--- YOUR INSTRUCTIONS ---
Give every line back verbatim, dropping all images.

Dataset items
☆ ☆ ☆ ☆

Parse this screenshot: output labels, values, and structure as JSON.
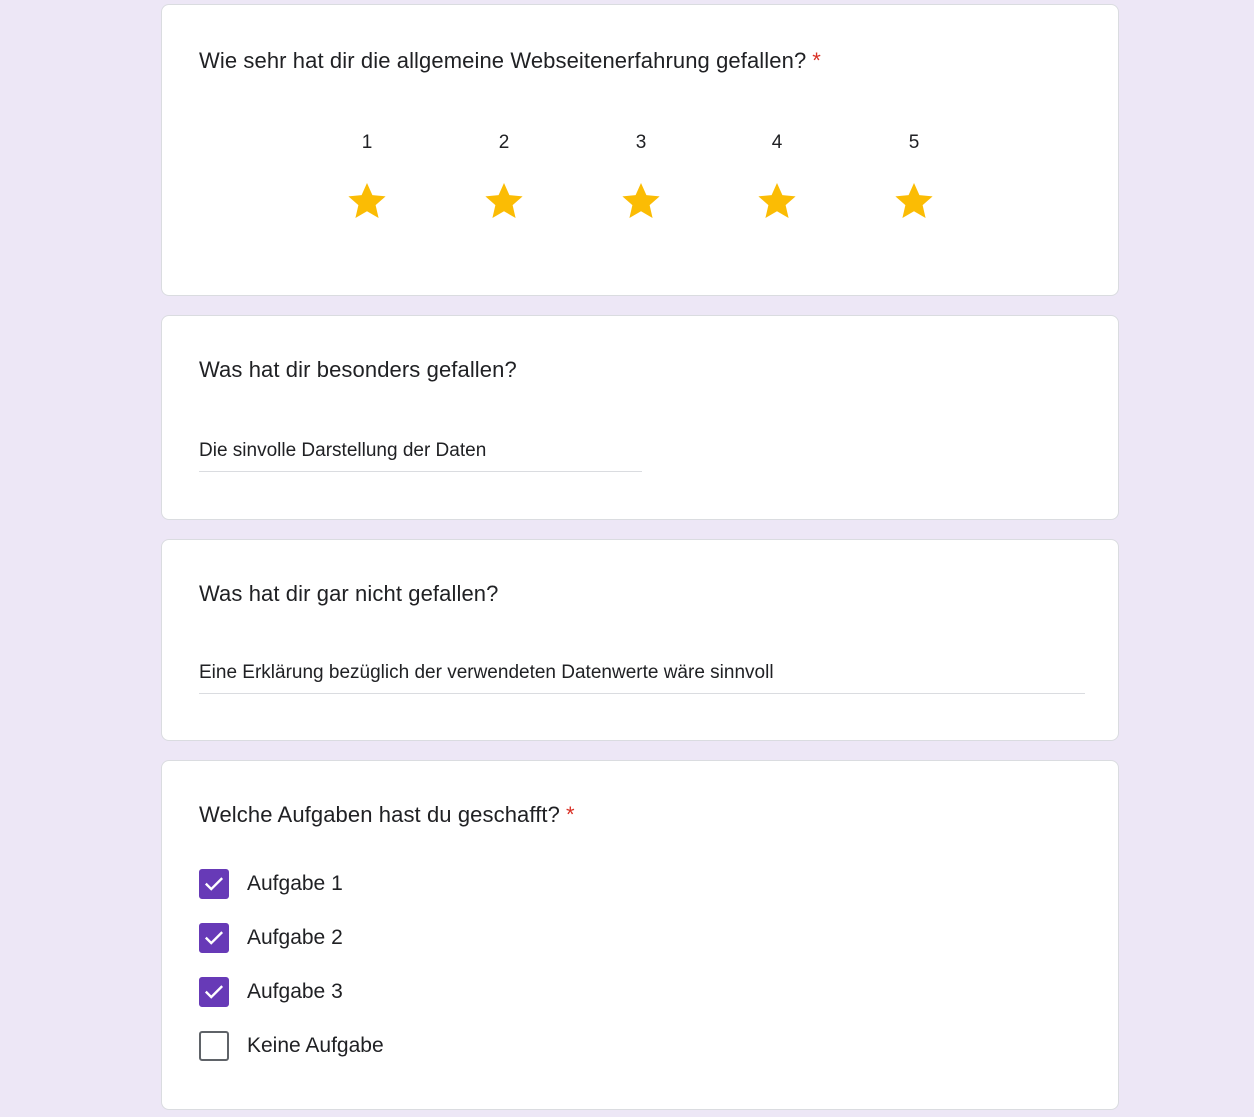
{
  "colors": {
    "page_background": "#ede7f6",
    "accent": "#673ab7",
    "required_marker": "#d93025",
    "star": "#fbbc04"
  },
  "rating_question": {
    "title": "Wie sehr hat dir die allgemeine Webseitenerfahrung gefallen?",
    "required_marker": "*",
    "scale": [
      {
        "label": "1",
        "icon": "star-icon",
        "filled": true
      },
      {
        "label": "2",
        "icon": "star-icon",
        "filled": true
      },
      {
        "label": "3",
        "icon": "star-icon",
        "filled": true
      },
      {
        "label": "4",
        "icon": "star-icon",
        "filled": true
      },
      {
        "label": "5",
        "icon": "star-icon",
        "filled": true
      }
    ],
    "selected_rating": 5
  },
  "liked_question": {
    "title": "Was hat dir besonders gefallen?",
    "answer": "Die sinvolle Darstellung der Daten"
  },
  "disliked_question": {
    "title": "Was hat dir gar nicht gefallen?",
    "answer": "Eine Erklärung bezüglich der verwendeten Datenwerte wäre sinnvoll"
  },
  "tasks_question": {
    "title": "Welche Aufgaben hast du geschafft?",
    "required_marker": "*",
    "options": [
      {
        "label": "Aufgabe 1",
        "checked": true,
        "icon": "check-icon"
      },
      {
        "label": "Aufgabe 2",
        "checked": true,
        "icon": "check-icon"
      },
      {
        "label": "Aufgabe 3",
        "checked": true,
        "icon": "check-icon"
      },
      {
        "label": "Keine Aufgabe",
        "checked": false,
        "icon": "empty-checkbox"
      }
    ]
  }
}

☆ ☆ ☆ ☆

--- RESULT ---
Parse this screenshot: output labels, values, and structure as JSON.
{
  "colors": {
    "page_background": "#ede7f6",
    "accent": "#673ab7",
    "required_marker": "#d93025",
    "star": "#fbbc04"
  },
  "rating_question": {
    "title": "Wie sehr hat dir die allgemeine Webseitenerfahrung gefallen?",
    "required_marker": "*",
    "scale": [
      {
        "label": "1",
        "icon": "star-icon",
        "filled": true
      },
      {
        "label": "2",
        "icon": "star-icon",
        "filled": true
      },
      {
        "label": "3",
        "icon": "star-icon",
        "filled": true
      },
      {
        "label": "4",
        "icon": "star-icon",
        "filled": true
      },
      {
        "label": "5",
        "icon": "star-icon",
        "filled": true
      }
    ],
    "selected_rating": 5
  },
  "liked_question": {
    "title": "Was hat dir besonders gefallen?",
    "answer": "Die sinvolle Darstellung der Daten"
  },
  "disliked_question": {
    "title": "Was hat dir gar nicht gefallen?",
    "answer": "Eine Erklärung bezüglich der verwendeten Datenwerte wäre sinnvoll"
  },
  "tasks_question": {
    "title": "Welche Aufgaben hast du geschafft?",
    "required_marker": "*",
    "options": [
      {
        "label": "Aufgabe 1",
        "checked": true,
        "icon": "check-icon"
      },
      {
        "label": "Aufgabe 2",
        "checked": true,
        "icon": "check-icon"
      },
      {
        "label": "Aufgabe 3",
        "checked": true,
        "icon": "check-icon"
      },
      {
        "label": "Keine Aufgabe",
        "checked": false,
        "icon": "empty-checkbox"
      }
    ]
  }
}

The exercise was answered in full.